▸ WHAT TO WORK ON: Quote each line of the material verbatim, without the pictures.

# # # # # # #

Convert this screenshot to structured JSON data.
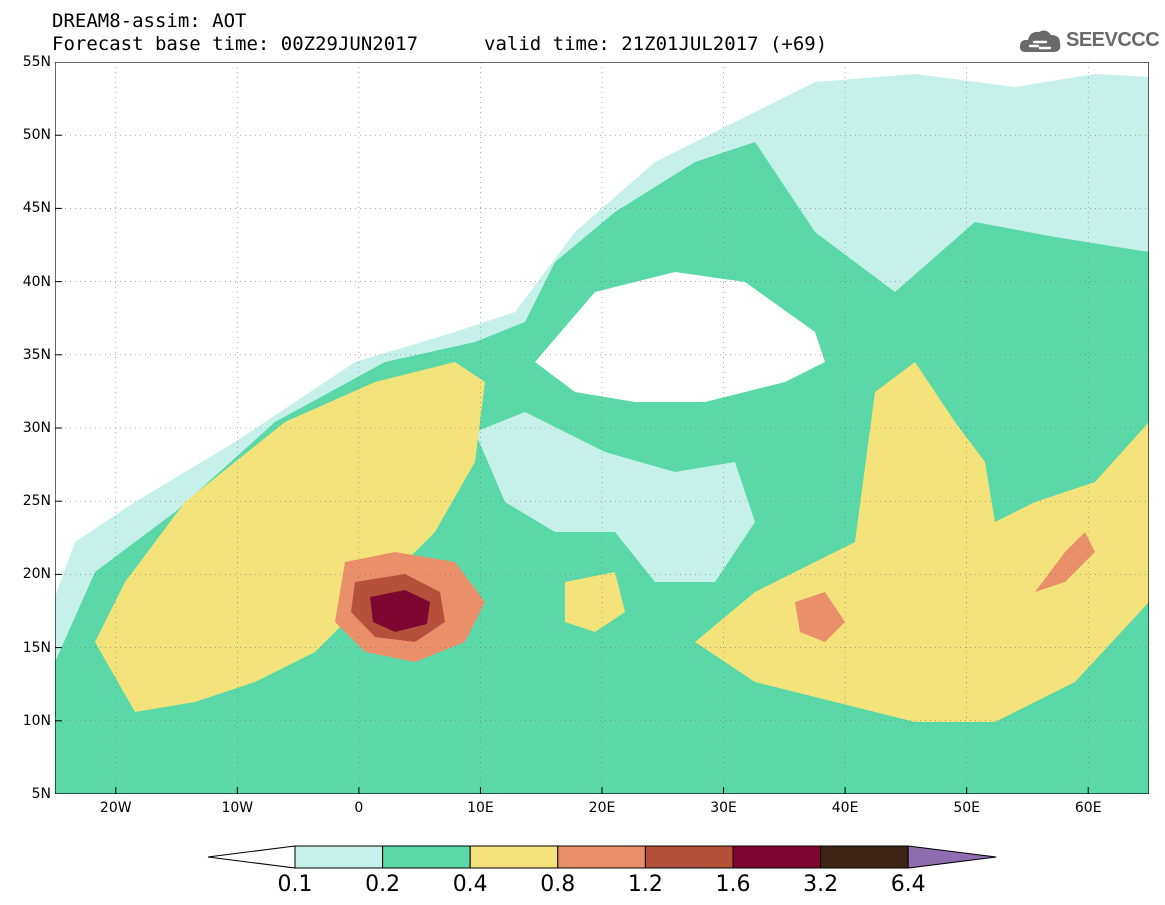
{
  "header": {
    "title": "DREAM8-assim: AOT",
    "base_time": "Forecast base time: 00Z29JUN2017",
    "valid_time": "valid time: 21Z01JUL2017 (+69)"
  },
  "logo": {
    "text": "SEEVCCC",
    "icon": "cloud-icon"
  },
  "map": {
    "variable": "AOT",
    "lon_range": [
      -25,
      65
    ],
    "lat_range": [
      5,
      55
    ],
    "lon_ticks": [
      "20W",
      "10W",
      "0",
      "10E",
      "20E",
      "30E",
      "40E",
      "50E",
      "60E"
    ],
    "lat_ticks": [
      "55N",
      "50N",
      "45N",
      "40N",
      "35N",
      "30N",
      "25N",
      "20N",
      "15N",
      "10N",
      "5N"
    ],
    "grid": "dotted"
  },
  "colorbar": {
    "labels": [
      "0.1",
      "0.2",
      "0.4",
      "0.8",
      "1.2",
      "1.6",
      "3.2",
      "6.4"
    ],
    "colors": [
      "#c6f1ea",
      "#5ad8a8",
      "#f4e27a",
      "#e98f6a",
      "#b5513b",
      "#7e0630",
      "#3b2414",
      "#8e6eb0"
    ],
    "below_color": "#ffffff"
  }
}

# # # # # # #

▸ EXERCISE SOLUTION:
Convert this screenshot to structured JSON data.
{
  "header": {
    "title": "DREAM8-assim: AOT",
    "base_time": "Forecast base time: 00Z29JUN2017",
    "valid_time": "valid time: 21Z01JUL2017 (+69)"
  },
  "logo": {
    "text": "SEEVCCC",
    "icon": "cloud-icon"
  },
  "map": {
    "variable": "AOT",
    "lon_range": [
      -25,
      65
    ],
    "lat_range": [
      5,
      55
    ],
    "lon_ticks": [
      "20W",
      "10W",
      "0",
      "10E",
      "20E",
      "30E",
      "40E",
      "50E",
      "60E"
    ],
    "lat_ticks": [
      "55N",
      "50N",
      "45N",
      "40N",
      "35N",
      "30N",
      "25N",
      "20N",
      "15N",
      "10N",
      "5N"
    ],
    "grid": "dotted"
  },
  "colorbar": {
    "labels": [
      "0.1",
      "0.2",
      "0.4",
      "0.8",
      "1.2",
      "1.6",
      "3.2",
      "6.4"
    ],
    "colors": [
      "#c6f1ea",
      "#5ad8a8",
      "#f4e27a",
      "#e98f6a",
      "#b5513b",
      "#7e0630",
      "#3b2414",
      "#8e6eb0"
    ],
    "below_color": "#ffffff"
  }
}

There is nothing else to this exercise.